- [RECORDED INFORMATION]

*-*-*

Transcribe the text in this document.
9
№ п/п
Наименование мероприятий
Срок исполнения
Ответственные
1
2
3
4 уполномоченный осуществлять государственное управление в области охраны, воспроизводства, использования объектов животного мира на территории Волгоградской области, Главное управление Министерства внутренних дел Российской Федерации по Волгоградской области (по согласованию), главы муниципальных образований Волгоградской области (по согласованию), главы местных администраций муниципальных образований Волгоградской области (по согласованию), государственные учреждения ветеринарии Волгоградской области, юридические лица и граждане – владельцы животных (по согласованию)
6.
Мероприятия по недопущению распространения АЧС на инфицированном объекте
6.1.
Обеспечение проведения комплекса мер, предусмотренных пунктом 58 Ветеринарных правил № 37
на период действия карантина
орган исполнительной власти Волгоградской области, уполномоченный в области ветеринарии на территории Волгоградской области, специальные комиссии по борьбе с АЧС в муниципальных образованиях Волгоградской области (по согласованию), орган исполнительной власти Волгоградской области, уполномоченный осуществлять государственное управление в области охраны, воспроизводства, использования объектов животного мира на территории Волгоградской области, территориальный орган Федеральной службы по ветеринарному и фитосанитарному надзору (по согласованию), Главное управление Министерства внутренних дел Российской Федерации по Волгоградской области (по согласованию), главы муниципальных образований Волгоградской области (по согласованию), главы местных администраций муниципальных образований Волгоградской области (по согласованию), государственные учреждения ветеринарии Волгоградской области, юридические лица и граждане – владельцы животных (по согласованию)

*-*-*

- [TASK INSTRUCTIONS] Write down the full listing again, exactly.

- [FINAL RESULT]
Transcribe the text in this document.
9
№ п/п
Наименование мероприятий
Срок исполнения
Ответственные
1
2
3
4 уполномоченный осуществлять государственное управление в области охраны, воспроизводства, использования объектов животного мира на территории Волгоградской области, Главное управление Министерства внутренних дел Российской Федерации по Волгоградской области (по согласованию), главы муниципальных образований Волгоградской области (по согласованию), главы местных администраций муниципальных образований Волгоградской области (по согласованию), государственные учреждения ветеринарии Волгоградской области, юридические лица и граждане – владельцы животных (по согласованию)
6.
Мероприятия по недопущению распространения АЧС на инфицированном объекте
6.1.
Обеспечение проведения комплекса мер, предусмотренных пунктом 58 Ветеринарных правил № 37
на период действия карантина
орган исполнительной власти Волгоградской области, уполномоченный в области ветеринарии на территории Волгоградской области, специальные комиссии по борьбе с АЧС в муниципальных образованиях Волгоградской области (по согласованию), орган исполнительной власти Волгоградской области, уполномоченный осуществлять государственное управление в области охраны, воспроизводства, использования объектов животного мира на территории Волгоградской области, территориальный орган Федеральной службы по ветеринарному и фитосанитарному надзору (по согласованию), Главное управление Министерства внутренних дел Российской Федерации по Волгоградской области (по согласованию), главы муниципальных образований Волгоградской области (по согласованию), главы местных администраций муниципальных образований Волгоградской области (по согласованию), государственные учреждения ветеринарии Волгоградской области, юридические лица и граждане – владельцы животных (по согласованию)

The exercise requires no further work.